▶ [Task directions]
Retype the material that follows, keeping every word as it is.

▶ [Input for this task]

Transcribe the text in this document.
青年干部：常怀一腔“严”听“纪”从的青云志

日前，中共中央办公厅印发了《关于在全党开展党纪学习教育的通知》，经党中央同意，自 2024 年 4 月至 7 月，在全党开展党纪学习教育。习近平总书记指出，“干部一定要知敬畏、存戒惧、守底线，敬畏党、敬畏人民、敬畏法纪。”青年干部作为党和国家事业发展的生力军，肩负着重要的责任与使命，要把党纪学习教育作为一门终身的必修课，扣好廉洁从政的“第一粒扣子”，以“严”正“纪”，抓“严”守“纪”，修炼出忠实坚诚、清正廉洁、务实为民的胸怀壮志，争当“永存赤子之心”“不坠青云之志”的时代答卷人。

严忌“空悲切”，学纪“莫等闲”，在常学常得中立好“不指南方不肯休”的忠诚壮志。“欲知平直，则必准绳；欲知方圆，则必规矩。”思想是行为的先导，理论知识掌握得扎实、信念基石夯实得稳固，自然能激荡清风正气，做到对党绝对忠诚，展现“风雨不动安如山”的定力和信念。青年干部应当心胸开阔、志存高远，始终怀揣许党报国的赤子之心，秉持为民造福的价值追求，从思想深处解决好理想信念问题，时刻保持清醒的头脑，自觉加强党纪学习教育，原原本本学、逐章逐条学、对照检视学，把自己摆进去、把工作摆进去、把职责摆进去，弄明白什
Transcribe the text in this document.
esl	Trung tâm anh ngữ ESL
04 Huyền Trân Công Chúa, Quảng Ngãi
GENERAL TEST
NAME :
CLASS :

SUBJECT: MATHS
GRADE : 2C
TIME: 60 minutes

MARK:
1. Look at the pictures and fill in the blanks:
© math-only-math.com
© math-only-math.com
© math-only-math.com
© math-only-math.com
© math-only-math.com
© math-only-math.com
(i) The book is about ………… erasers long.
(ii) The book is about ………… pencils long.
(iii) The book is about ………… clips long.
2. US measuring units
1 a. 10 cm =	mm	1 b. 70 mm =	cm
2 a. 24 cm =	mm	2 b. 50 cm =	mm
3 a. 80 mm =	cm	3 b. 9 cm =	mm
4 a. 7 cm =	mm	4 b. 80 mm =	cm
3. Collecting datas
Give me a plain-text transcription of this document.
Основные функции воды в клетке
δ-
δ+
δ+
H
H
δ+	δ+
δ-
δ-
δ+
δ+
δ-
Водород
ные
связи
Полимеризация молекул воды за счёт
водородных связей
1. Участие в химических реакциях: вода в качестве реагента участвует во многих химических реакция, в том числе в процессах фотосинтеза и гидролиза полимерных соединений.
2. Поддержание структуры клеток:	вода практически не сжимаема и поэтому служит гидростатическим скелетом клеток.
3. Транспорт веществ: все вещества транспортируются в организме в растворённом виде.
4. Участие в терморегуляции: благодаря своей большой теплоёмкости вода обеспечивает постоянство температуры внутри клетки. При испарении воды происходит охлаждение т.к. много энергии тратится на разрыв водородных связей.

▶ [Solved exercise]
Transcribe the text in this document.
青年干部：常怀一腔“严”听“纪”从的青云志

日前，中共中央办公厅印发了《关于在全党开展党纪学习教育的通知》，经党中央同意，自 2024 年 4 月至 7 月，在全党开展党纪学习教育。习近平总书记指出，“干部一定要知敬畏、存戒惧、守底线，敬畏党、敬畏人民、敬畏法纪。”青年干部作为党和国家事业发展的生力军，肩负着重要的责任与使命，要把党纪学习教育作为一门终身的必修课，扣好廉洁从政的“第一粒扣子”，以“严”正“纪”，抓“严”守“纪”，修炼出忠实坚诚、清正廉洁、务实为民的胸怀壮志，争当“永存赤子之心”“不坠青云之志”的时代答卷人。

严忌“空悲切”，学纪“莫等闲”，在常学常得中立好“不指南方不肯休”的忠诚壮志。“欲知平直，则必准绳；欲知方圆，则必规矩。”思想是行为的先导，理论知识掌握得扎实、信念基石夯实得稳固，自然能激荡清风正气，做到对党绝对忠诚，展现“风雨不动安如山”的定力和信念。青年干部应当心胸开阔、志存高远，始终怀揣许党报国的赤子之心，秉持为民造福的价值追求，从思想深处解决好理想信念问题，时刻保持清醒的头脑，自觉加强党纪学习教育，原原本本学、逐章逐条学、对照检视学，把自己摆进去、把工作摆进去、把职责摆进去，弄明白什
Transcribe the text in this document.
esl	Trung tâm anh ngữ ESL
04 Huyền Trân Công Chúa, Quảng Ngãi
GENERAL TEST
NAME :
CLASS :

SUBJECT: MATHS
GRADE : 2C
TIME: 60 minutes

MARK:
1. Look at the pictures and fill in the blanks:
© math-only-math.com
© math-only-math.com
© math-only-math.com
© math-only-math.com
© math-only-math.com
© math-only-math.com
(i) The book is about ………… erasers long.
(ii) The book is about ………… pencils long.
(iii) The book is about ………… clips long.
2. US measuring units
1 a. 10 cm =	mm	1 b. 70 mm =	cm
2 a. 24 cm =	mm	2 b. 50 cm =	mm
3 a. 80 mm =	cm	3 b. 9 cm =	mm
4 a. 7 cm =	mm	4 b. 80 mm =	cm
3. Collecting datas
Give me a plain-text transcription of this document.
Основные функции воды в клетке
δ-
δ+
δ+
H
H
δ+	δ+
δ-
δ-
δ+
δ+
δ-
Водород
ные
связи
Полимеризация молекул воды за счёт
водородных связей
1. Участие в химических реакциях: вода в качестве реагента участвует во многих химических реакция, в том числе в процессах фотосинтеза и гидролиза полимерных соединений.
2. Поддержание структуры клеток:	вода практически не сжимаема и поэтому служит гидростатическим скелетом клеток.
3. Транспорт веществ: все вещества транспортируются в организме в растворённом виде.
4. Участие в терморегуляции: благодаря своей большой теплоёмкости вода обеспечивает постоянство температуры внутри клетки. При испарении воды происходит охлаждение т.к. много энергии тратится на разрыв водородных связей.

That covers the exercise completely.